— START —

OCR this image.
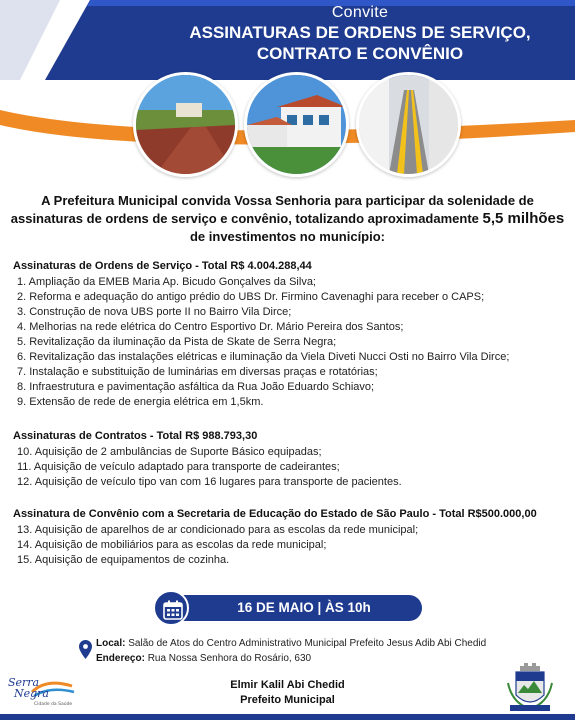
Convite
ASSINATURAS DE ORDENS DE SERVIÇO,
CONTRATO E CONVÊNIO
A Prefeitura Municipal convida Vossa Senhoria para participar da solenidade de
assinaturas de ordens de serviço e convênio, totalizando aproximadamente 5,5 milhões
de investimentos no município:
Assinaturas de Ordens de Serviço - Total R$ 4.004.288,44
1. Ampliação da EMEB Maria Ap. Bicudo Gonçalves da Silva;
2. Reforma e adequação do antigo prédio do UBS Dr. Firmino Cavenaghi para receber o CAPS;
3. Construção de nova UBS porte II no Bairro Vila Dirce;
4. Melhorias na rede elétrica do Centro Esportivo Dr. Mário Pereira dos Santos;
5. Revitalização da iluminação da Pista de Skate de Serra Negra;
6. Revitalização das instalações elétricas e iluminação da Viela Diveti Nucci Osti no Bairro Vila Dirce;
7. Instalação e substituição de luminárias em diversas praças e rotatórias;
8. Infraestrutura e pavimentação asfáltica da Rua João Eduardo Schiavo;
9. Extensão de rede de energia elétrica em 1,5km.
Assinaturas de Contratos - Total R$ 988.793,30
10. Aquisição de 2 ambulâncias de Suporte Básico equipadas;
11. Aquisição de veículo adaptado para transporte de cadeirantes;
12. Aquisição de veículo tipo van com 16 lugares para transporte de pacientes.
Assinatura de Convênio com a Secretaria de Educação do Estado de São Paulo - Total R$500.000,00
13. Aquisição de aparelhos de ar condicionado para as escolas da rede municipal;
14. Aquisição de mobiliários para as escolas da rede municipal;
15. Aquisição de equipamentos de cozinha.
16 DE MAIO | ÀS 10h
Local: Salão de Atos do Centro Administrativo Municipal Prefeito Jesus Adib Abi Chedid
Endereço: Rua Nossa Senhora do Rosário, 630
Elmir Kalil Abi Chedid
Prefeito Municipal
Serra
Negra
Cidade da Saúde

— END —

*EXERCISE*
In the lines above, locate the string "Bairro". Copy every line where it occurs.

*TASK OUTPUT*
3. Construção de nova UBS porte II no Bairro Vila Dirce;
6. Revitalização das instalações elétricas e iluminação da Viela Diveti Nucci Osti no Bairro Vila Dirce;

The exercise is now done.